» Source extract
But then there's this: someone on Reddit ran Ralph for the first time and it "took over another session". They were running Claude Code in two different terminals. Ralph didn't care. It crossed boundaries they didn't expect.​

The Part No One Mentions

Ralph has "deterministic badness". Its flaws are consistent. Predictable. Which sounds terrible until you realize that makes them fixable.​

Think of it like tuning a guitar. When Ralph messes up, you don't blame the loop. You adjust the instructions. Geoffrey explains it like this: you tell Ralph to build a playground, and it comes home bruised from falling off the slide. So you add a sign: "SLIDE DOWN, DON'T JUMP, LOOK AROUND." Ralph reads signs. It just needs more signs.​

This creates problems people don't expect.

» Directions
Retype the passage about Ralph word for word. Begin at the words "Think of it" and stop after "people don't expect.".

[Stored entries]
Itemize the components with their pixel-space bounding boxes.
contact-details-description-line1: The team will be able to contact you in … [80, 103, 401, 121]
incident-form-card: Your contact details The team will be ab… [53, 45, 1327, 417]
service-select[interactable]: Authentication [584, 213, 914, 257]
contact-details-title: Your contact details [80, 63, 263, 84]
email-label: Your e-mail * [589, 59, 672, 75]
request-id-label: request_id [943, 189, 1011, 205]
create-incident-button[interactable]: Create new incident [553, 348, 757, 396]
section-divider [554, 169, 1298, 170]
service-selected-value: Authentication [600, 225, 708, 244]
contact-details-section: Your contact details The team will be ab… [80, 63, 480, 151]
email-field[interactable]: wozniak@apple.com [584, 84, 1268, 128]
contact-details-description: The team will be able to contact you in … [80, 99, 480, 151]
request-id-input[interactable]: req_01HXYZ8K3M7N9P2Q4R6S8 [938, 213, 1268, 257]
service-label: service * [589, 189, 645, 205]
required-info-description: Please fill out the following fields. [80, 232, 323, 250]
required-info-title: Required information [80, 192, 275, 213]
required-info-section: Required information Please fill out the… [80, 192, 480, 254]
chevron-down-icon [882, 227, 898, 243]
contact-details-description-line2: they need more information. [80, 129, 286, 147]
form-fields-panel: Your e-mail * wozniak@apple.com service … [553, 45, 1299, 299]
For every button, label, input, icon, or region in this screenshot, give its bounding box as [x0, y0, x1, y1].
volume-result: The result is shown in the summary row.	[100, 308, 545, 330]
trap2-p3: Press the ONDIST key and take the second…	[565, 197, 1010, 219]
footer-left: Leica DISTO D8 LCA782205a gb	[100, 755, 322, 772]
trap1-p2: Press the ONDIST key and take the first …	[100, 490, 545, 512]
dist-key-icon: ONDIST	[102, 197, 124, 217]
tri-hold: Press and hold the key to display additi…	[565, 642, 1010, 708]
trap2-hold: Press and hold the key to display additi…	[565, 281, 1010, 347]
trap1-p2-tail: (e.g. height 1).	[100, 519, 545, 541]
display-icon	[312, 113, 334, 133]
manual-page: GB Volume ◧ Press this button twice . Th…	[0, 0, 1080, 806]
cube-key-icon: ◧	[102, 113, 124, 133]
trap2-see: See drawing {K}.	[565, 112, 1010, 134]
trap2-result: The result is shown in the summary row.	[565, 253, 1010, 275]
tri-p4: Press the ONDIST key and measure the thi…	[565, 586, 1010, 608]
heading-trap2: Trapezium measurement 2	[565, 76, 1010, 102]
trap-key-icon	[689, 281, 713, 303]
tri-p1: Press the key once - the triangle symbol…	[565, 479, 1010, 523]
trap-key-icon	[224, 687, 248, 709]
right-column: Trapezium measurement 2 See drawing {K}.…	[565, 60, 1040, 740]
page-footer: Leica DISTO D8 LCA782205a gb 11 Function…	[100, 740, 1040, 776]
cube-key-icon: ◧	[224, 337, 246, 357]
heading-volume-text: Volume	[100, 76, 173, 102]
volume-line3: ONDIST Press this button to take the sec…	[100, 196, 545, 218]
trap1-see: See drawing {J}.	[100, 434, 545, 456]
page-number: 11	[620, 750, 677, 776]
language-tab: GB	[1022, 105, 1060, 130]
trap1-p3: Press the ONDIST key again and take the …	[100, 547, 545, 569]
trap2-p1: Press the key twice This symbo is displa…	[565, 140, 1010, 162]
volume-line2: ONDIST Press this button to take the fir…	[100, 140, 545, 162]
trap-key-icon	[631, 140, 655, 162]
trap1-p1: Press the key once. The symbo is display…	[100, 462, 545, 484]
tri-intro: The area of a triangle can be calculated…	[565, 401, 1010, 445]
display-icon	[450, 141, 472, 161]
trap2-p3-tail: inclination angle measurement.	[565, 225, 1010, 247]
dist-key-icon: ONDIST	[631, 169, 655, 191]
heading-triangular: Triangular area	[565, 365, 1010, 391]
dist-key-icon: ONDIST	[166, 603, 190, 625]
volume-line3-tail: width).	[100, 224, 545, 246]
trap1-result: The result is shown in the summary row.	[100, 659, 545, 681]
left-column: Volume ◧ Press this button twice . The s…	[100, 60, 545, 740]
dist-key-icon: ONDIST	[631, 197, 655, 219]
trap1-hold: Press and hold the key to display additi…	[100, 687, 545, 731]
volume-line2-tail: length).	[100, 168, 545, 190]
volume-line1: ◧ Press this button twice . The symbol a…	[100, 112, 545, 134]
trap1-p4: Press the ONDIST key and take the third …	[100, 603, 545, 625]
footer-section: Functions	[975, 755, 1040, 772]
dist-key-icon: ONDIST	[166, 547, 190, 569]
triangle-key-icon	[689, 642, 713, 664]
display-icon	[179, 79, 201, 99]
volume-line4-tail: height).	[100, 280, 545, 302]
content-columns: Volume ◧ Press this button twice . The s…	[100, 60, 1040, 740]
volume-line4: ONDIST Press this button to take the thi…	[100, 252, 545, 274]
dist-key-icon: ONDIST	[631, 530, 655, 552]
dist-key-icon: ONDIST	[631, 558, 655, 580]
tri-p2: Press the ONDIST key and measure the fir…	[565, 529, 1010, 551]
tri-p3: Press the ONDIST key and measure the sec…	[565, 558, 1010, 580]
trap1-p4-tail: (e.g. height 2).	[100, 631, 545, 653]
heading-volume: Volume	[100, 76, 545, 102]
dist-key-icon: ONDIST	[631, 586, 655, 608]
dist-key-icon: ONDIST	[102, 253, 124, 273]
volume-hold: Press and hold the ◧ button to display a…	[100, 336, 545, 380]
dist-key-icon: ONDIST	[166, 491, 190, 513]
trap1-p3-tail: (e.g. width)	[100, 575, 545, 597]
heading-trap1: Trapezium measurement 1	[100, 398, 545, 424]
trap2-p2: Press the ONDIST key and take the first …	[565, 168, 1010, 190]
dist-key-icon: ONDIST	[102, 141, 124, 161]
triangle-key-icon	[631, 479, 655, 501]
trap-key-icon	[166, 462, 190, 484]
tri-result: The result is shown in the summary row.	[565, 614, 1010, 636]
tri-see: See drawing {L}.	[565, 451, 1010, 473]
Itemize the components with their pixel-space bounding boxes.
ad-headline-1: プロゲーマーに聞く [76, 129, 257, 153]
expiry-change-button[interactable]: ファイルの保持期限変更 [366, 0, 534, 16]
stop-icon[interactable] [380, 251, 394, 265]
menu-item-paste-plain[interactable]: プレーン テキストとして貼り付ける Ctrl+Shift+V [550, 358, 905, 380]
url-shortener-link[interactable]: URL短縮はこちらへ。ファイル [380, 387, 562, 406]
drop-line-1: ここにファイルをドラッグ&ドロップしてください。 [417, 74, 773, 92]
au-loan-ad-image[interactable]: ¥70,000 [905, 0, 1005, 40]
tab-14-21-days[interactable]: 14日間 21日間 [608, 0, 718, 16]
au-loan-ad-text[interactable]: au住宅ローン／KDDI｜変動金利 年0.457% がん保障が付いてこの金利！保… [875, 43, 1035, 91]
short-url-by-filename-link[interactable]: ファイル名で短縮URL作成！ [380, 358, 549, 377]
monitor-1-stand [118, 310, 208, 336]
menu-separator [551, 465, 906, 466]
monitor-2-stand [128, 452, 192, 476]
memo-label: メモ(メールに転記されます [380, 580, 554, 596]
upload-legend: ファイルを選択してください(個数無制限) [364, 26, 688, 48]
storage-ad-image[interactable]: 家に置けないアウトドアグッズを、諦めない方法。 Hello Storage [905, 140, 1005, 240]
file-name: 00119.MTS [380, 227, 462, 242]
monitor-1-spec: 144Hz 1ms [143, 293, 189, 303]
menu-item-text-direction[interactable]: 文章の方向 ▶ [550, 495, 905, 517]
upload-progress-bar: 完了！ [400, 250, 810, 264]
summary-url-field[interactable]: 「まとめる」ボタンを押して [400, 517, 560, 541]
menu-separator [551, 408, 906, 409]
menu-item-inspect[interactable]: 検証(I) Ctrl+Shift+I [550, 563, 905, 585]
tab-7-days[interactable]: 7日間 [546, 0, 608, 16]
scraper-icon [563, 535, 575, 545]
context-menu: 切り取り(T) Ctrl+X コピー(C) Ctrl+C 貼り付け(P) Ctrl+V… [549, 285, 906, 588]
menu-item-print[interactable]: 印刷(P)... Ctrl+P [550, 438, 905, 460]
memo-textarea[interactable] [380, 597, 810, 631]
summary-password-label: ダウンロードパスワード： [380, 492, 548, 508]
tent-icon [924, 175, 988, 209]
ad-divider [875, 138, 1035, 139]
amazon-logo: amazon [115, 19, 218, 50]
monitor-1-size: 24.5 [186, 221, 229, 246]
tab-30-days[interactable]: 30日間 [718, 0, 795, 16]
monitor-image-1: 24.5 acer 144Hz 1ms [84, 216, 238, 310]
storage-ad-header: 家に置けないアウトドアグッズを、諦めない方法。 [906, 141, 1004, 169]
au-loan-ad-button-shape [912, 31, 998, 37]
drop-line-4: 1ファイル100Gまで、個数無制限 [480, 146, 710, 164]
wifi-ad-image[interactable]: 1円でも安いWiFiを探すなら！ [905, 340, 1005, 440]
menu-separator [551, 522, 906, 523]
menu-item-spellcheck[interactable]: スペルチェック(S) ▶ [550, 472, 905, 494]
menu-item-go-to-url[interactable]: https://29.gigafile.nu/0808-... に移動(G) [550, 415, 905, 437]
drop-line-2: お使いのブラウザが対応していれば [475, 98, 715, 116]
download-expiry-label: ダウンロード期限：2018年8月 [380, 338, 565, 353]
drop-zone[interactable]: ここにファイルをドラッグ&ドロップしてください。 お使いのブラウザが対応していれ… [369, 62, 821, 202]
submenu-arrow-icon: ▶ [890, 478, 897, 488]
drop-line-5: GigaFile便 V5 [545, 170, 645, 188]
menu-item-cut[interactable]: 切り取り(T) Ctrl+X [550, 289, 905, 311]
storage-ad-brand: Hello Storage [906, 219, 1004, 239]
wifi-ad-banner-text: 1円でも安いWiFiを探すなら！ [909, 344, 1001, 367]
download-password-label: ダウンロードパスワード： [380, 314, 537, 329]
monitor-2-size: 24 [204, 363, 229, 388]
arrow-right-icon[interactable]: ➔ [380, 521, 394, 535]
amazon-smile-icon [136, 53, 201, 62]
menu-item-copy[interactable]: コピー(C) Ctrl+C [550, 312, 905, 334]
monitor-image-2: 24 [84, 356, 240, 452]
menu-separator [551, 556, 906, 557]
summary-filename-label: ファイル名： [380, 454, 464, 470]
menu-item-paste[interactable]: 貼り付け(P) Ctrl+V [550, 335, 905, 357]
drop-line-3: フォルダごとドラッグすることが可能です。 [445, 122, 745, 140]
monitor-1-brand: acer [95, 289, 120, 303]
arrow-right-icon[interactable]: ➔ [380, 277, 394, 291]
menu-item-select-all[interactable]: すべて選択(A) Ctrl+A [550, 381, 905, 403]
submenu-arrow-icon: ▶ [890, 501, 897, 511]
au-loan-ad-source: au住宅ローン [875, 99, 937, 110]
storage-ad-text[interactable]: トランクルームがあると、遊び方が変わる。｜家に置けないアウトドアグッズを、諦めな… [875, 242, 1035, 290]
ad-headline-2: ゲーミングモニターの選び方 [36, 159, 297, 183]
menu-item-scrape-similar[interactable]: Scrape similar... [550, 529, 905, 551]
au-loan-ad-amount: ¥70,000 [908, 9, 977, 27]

» Response to the exercise
Think of it like tuning a guitar. When Ralph messes up, you don't blame the loop. You adjust the instructions. Geoffrey explains it like this: you tell Ralph to build a playground, and it comes home bruised from falling off the slide. So you add a sign: "SLIDE DOWN, DON'T JUMP, LOOK AROUND." Ralph reads signs. It just needs more signs.​

This creates problems people don't expect.